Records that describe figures
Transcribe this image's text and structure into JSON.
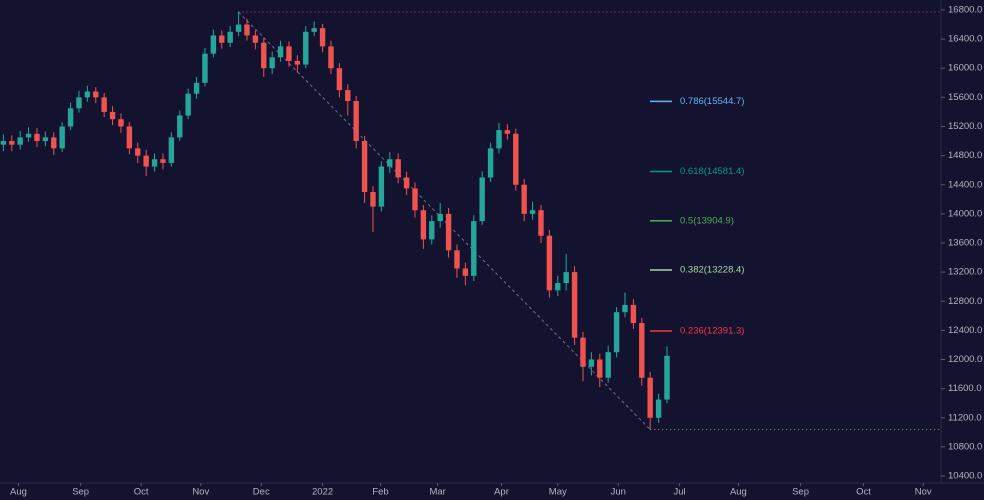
{
  "chart_data": {
    "type": "candlestick",
    "open": [
      14950,
      15000,
      14950,
      15050,
      15100,
      15000,
      15050,
      14900,
      15200,
      15450,
      15600,
      15680,
      15600,
      15400,
      15300,
      15200,
      14900,
      14800,
      14650,
      14750,
      14700,
      15050,
      15350,
      15650,
      15800,
      16200,
      16450,
      16350,
      16500,
      16600,
      16450,
      16350,
      16000,
      16150,
      16300,
      16100,
      16050,
      16500,
      16550,
      16300,
      16000,
      15700,
      15550,
      15000,
      14300,
      14100,
      14650,
      14750,
      14500,
      14350,
      14050,
      13650,
      13900,
      14000,
      13500,
      13250,
      13150,
      13900,
      14500,
      14900,
      15150,
      15100,
      14400,
      14000,
      14050,
      13700,
      12950,
      13050,
      13200,
      12300,
      11900,
      12000,
      11750,
      12100,
      12650,
      12750,
      12500,
      11750,
      11200,
      11450
    ],
    "high": [
      15090,
      15080,
      15140,
      15190,
      15180,
      15130,
      15120,
      15260,
      15530,
      15690,
      15760,
      15740,
      15660,
      15480,
      15380,
      15260,
      14980,
      14880,
      14830,
      14830,
      15120,
      15420,
      15720,
      15880,
      16280,
      16530,
      16520,
      16580,
      16780,
      16680,
      16520,
      16420,
      16230,
      16380,
      16370,
      16180,
      16580,
      16640,
      16610,
      16380,
      16070,
      15780,
      15620,
      15070,
      14380,
      14720,
      14850,
      14830,
      14580,
      14430,
      14120,
      13980,
      14150,
      14080,
      13580,
      13330,
      13980,
      14580,
      14980,
      15250,
      15230,
      15170,
      14480,
      14170,
      14120,
      13780,
      13150,
      13450,
      13280,
      12380,
      12100,
      12080,
      12190,
      12720,
      12920,
      12830,
      12570,
      11830,
      11530,
      12180
    ],
    "low": [
      14860,
      14860,
      14880,
      14990,
      14920,
      14930,
      14810,
      14850,
      15150,
      15390,
      15540,
      15520,
      15330,
      15220,
      15110,
      14820,
      14700,
      14520,
      14580,
      14610,
      14650,
      15000,
      15300,
      15580,
      15750,
      16150,
      16270,
      16290,
      16440,
      16380,
      16260,
      15880,
      15920,
      16090,
      16020,
      15940,
      16000,
      16440,
      16220,
      15920,
      15600,
      15350,
      14900,
      14150,
      13750,
      14030,
      14560,
      14420,
      14260,
      13950,
      13520,
      13580,
      13810,
      13400,
      13120,
      13020,
      13080,
      13850,
      14440,
      14830,
      15020,
      14320,
      13900,
      13920,
      13600,
      12850,
      12870,
      12950,
      12200,
      11700,
      11780,
      11620,
      11680,
      12030,
      12580,
      12420,
      11640,
      11040,
      11130,
      11400
    ],
    "close": [
      15000,
      14950,
      15050,
      15100,
      15000,
      15050,
      14900,
      15200,
      15450,
      15600,
      15680,
      15600,
      15400,
      15300,
      15200,
      14900,
      14800,
      14650,
      14750,
      14700,
      15050,
      15350,
      15650,
      15800,
      16200,
      16450,
      16350,
      16500,
      16600,
      16450,
      16350,
      16000,
      16150,
      16300,
      16100,
      16050,
      16500,
      16550,
      16300,
      16000,
      15700,
      15550,
      15000,
      14300,
      14100,
      14650,
      14750,
      14500,
      14350,
      14050,
      13650,
      13900,
      14000,
      13500,
      13250,
      13150,
      13900,
      14500,
      14900,
      15150,
      15100,
      14400,
      14000,
      14050,
      13700,
      12950,
      13050,
      13200,
      12300,
      11900,
      12000,
      11750,
      12100,
      12650,
      12750,
      12500,
      11750,
      11200,
      11450,
      12050
    ],
    "up_color": "#26a69a",
    "down_color": "#ef5350",
    "xlim": [
      -0.4,
      111.5
    ],
    "xticks": [
      {
        "value": 1.8,
        "label": "Aug"
      },
      {
        "value": 9.2,
        "label": "Sep"
      },
      {
        "value": 16.4,
        "label": "Oct"
      },
      {
        "value": 23.5,
        "label": "Nov"
      },
      {
        "value": 30.7,
        "label": "Dec"
      },
      {
        "value": 38,
        "label": "2022"
      },
      {
        "value": 44.9,
        "label": "Feb"
      },
      {
        "value": 51.7,
        "label": "Mar"
      },
      {
        "value": 59.3,
        "label": "Apr"
      },
      {
        "value": 66,
        "label": "May"
      },
      {
        "value": 73.2,
        "label": "Jun"
      },
      {
        "value": 80.5,
        "label": "Jul"
      },
      {
        "value": 87.5,
        "label": "Aug"
      },
      {
        "value": 94.9,
        "label": "Sep"
      },
      {
        "value": 102.4,
        "label": "Oct"
      },
      {
        "value": 109.5,
        "label": "Nov"
      }
    ],
    "ylim": [
      10304,
      16937
    ],
    "yticks": [
      {
        "value": 10400,
        "label": "10400.0"
      },
      {
        "value": 10800,
        "label": "10800.0"
      },
      {
        "value": 11200,
        "label": "11200.0"
      },
      {
        "value": 11600,
        "label": "11600.0"
      },
      {
        "value": 12000,
        "label": "12000.0"
      },
      {
        "value": 12400,
        "label": "12400.0"
      },
      {
        "value": 12800,
        "label": "12800.0"
      },
      {
        "value": 13200,
        "label": "13200.0"
      },
      {
        "value": 13600,
        "label": "13600.0"
      },
      {
        "value": 14000,
        "label": "14000.0"
      },
      {
        "value": 14400,
        "label": "14400.0"
      },
      {
        "value": 14800,
        "label": "14800.0"
      },
      {
        "value": 15200,
        "label": "15200.0"
      },
      {
        "value": 15600,
        "label": "15600.0"
      },
      {
        "value": 16000,
        "label": "16000.0"
      },
      {
        "value": 16400,
        "label": "16400.0"
      },
      {
        "value": 16800,
        "label": "16800.0"
      }
    ],
    "fib_high": {
      "index": 28,
      "value": 16771.7,
      "color": "#f23645"
    },
    "fib_low": {
      "index": 77,
      "value": 11038.2,
      "color": "#4caf50"
    },
    "fib_levels": [
      {
        "value": 15544.7,
        "label": "0.786(15544.7)",
        "color": "#64b5f6"
      },
      {
        "value": 14581.4,
        "label": "0.618(14581.4)",
        "color": "#089981"
      },
      {
        "value": 13904.9,
        "label": "0.5(13904.9)",
        "color": "#4caf50"
      },
      {
        "value": 13228.4,
        "label": "0.382(13228.4)",
        "color": "#a5d6a7"
      },
      {
        "value": 12391.3,
        "label": "0.236(12391.3)",
        "color": "#f23645"
      }
    ]
  }
}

Prompt: Your copy of the data should match it exactly, except that pictures are left out.

Task answer:
Transcribe this image's text and structure into JSON.
{
  "chart_data": {
    "type": "candlestick",
    "open": [
      14950,
      15000,
      14950,
      15050,
      15100,
      15000,
      15050,
      14900,
      15200,
      15450,
      15600,
      15680,
      15600,
      15400,
      15300,
      15200,
      14900,
      14800,
      14650,
      14750,
      14700,
      15050,
      15350,
      15650,
      15800,
      16200,
      16450,
      16350,
      16500,
      16600,
      16450,
      16350,
      16000,
      16150,
      16300,
      16100,
      16050,
      16500,
      16550,
      16300,
      16000,
      15700,
      15550,
      15000,
      14300,
      14100,
      14650,
      14750,
      14500,
      14350,
      14050,
      13650,
      13900,
      14000,
      13500,
      13250,
      13150,
      13900,
      14500,
      14900,
      15150,
      15100,
      14400,
      14000,
      14050,
      13700,
      12950,
      13050,
      13200,
      12300,
      11900,
      12000,
      11750,
      12100,
      12650,
      12750,
      12500,
      11750,
      11200,
      11450
    ],
    "high": [
      15090,
      15080,
      15140,
      15190,
      15180,
      15130,
      15120,
      15260,
      15530,
      15690,
      15760,
      15740,
      15660,
      15480,
      15380,
      15260,
      14980,
      14880,
      14830,
      14830,
      15120,
      15420,
      15720,
      15880,
      16280,
      16530,
      16520,
      16580,
      16780,
      16680,
      16520,
      16420,
      16230,
      16380,
      16370,
      16180,
      16580,
      16640,
      16610,
      16380,
      16070,
      15780,
      15620,
      15070,
      14380,
      14720,
      14850,
      14830,
      14580,
      14430,
      14120,
      13980,
      14150,
      14080,
      13580,
      13330,
      13980,
      14580,
      14980,
      15250,
      15230,
      15170,
      14480,
      14170,
      14120,
      13780,
      13150,
      13450,
      13280,
      12380,
      12100,
      12080,
      12190,
      12720,
      12920,
      12830,
      12570,
      11830,
      11530,
      12180
    ],
    "low": [
      14860,
      14860,
      14880,
      14990,
      14920,
      14930,
      14810,
      14850,
      15150,
      15390,
      15540,
      15520,
      15330,
      15220,
      15110,
      14820,
      14700,
      14520,
      14580,
      14610,
      14650,
      15000,
      15300,
      15580,
      15750,
      16150,
      16270,
      16290,
      16440,
      16380,
      16260,
      15880,
      15920,
      16090,
      16020,
      15940,
      16000,
      16440,
      16220,
      15920,
      15600,
      15350,
      14900,
      14150,
      13750,
      14030,
      14560,
      14420,
      14260,
      13950,
      13520,
      13580,
      13810,
      13400,
      13120,
      13020,
      13080,
      13850,
      14440,
      14830,
      15020,
      14320,
      13900,
      13920,
      13600,
      12850,
      12870,
      12950,
      12200,
      11700,
      11780,
      11620,
      11680,
      12030,
      12580,
      12420,
      11640,
      11040,
      11130,
      11400
    ],
    "close": [
      15000,
      14950,
      15050,
      15100,
      15000,
      15050,
      14900,
      15200,
      15450,
      15600,
      15680,
      15600,
      15400,
      15300,
      15200,
      14900,
      14800,
      14650,
      14750,
      14700,
      15050,
      15350,
      15650,
      15800,
      16200,
      16450,
      16350,
      16500,
      16600,
      16450,
      16350,
      16000,
      16150,
      16300,
      16100,
      16050,
      16500,
      16550,
      16300,
      16000,
      15700,
      15550,
      15000,
      14300,
      14100,
      14650,
      14750,
      14500,
      14350,
      14050,
      13650,
      13900,
      14000,
      13500,
      13250,
      13150,
      13900,
      14500,
      14900,
      15150,
      15100,
      14400,
      14000,
      14050,
      13700,
      12950,
      13050,
      13200,
      12300,
      11900,
      12000,
      11750,
      12100,
      12650,
      12750,
      12500,
      11750,
      11200,
      11450,
      12050
    ],
    "up_color": "#26a69a",
    "down_color": "#ef5350",
    "xlim": [
      -0.4,
      111.5
    ],
    "xticks": [
      {
        "value": 1.8,
        "label": "Aug"
      },
      {
        "value": 9.2,
        "label": "Sep"
      },
      {
        "value": 16.4,
        "label": "Oct"
      },
      {
        "value": 23.5,
        "label": "Nov"
      },
      {
        "value": 30.7,
        "label": "Dec"
      },
      {
        "value": 38,
        "label": "2022"
      },
      {
        "value": 44.9,
        "label": "Feb"
      },
      {
        "value": 51.7,
        "label": "Mar"
      },
      {
        "value": 59.3,
        "label": "Apr"
      },
      {
        "value": 66,
        "label": "May"
      },
      {
        "value": 73.2,
        "label": "Jun"
      },
      {
        "value": 80.5,
        "label": "Jul"
      },
      {
        "value": 87.5,
        "label": "Aug"
      },
      {
        "value": 94.9,
        "label": "Sep"
      },
      {
        "value": 102.4,
        "label": "Oct"
      },
      {
        "value": 109.5,
        "label": "Nov"
      }
    ],
    "ylim": [
      10304,
      16937
    ],
    "yticks": [
      {
        "value": 10400,
        "label": "10400.0"
      },
      {
        "value": 10800,
        "label": "10800.0"
      },
      {
        "value": 11200,
        "label": "11200.0"
      },
      {
        "value": 11600,
        "label": "11600.0"
      },
      {
        "value": 12000,
        "label": "12000.0"
      },
      {
        "value": 12400,
        "label": "12400.0"
      },
      {
        "value": 12800,
        "label": "12800.0"
      },
      {
        "value": 13200,
        "label": "13200.0"
      },
      {
        "value": 13600,
        "label": "13600.0"
      },
      {
        "value": 14000,
        "label": "14000.0"
      },
      {
        "value": 14400,
        "label": "14400.0"
      },
      {
        "value": 14800,
        "label": "14800.0"
      },
      {
        "value": 15200,
        "label": "15200.0"
      },
      {
        "value": 15600,
        "label": "15600.0"
      },
      {
        "value": 16000,
        "label": "16000.0"
      },
      {
        "value": 16400,
        "label": "16400.0"
      },
      {
        "value": 16800,
        "label": "16800.0"
      }
    ],
    "fib_high": {
      "index": 28,
      "value": 16771.7,
      "color": "#f23645"
    },
    "fib_low": {
      "index": 77,
      "value": 11038.2,
      "color": "#4caf50"
    },
    "fib_levels": [
      {
        "value": 15544.7,
        "label": "0.786(15544.7)",
        "color": "#64b5f6"
      },
      {
        "value": 14581.4,
        "label": "0.618(14581.4)",
        "color": "#089981"
      },
      {
        "value": 13904.9,
        "label": "0.5(13904.9)",
        "color": "#4caf50"
      },
      {
        "value": 13228.4,
        "label": "0.382(13228.4)",
        "color": "#a5d6a7"
      },
      {
        "value": 12391.3,
        "label": "0.236(12391.3)",
        "color": "#f23645"
      }
    ]
  }
}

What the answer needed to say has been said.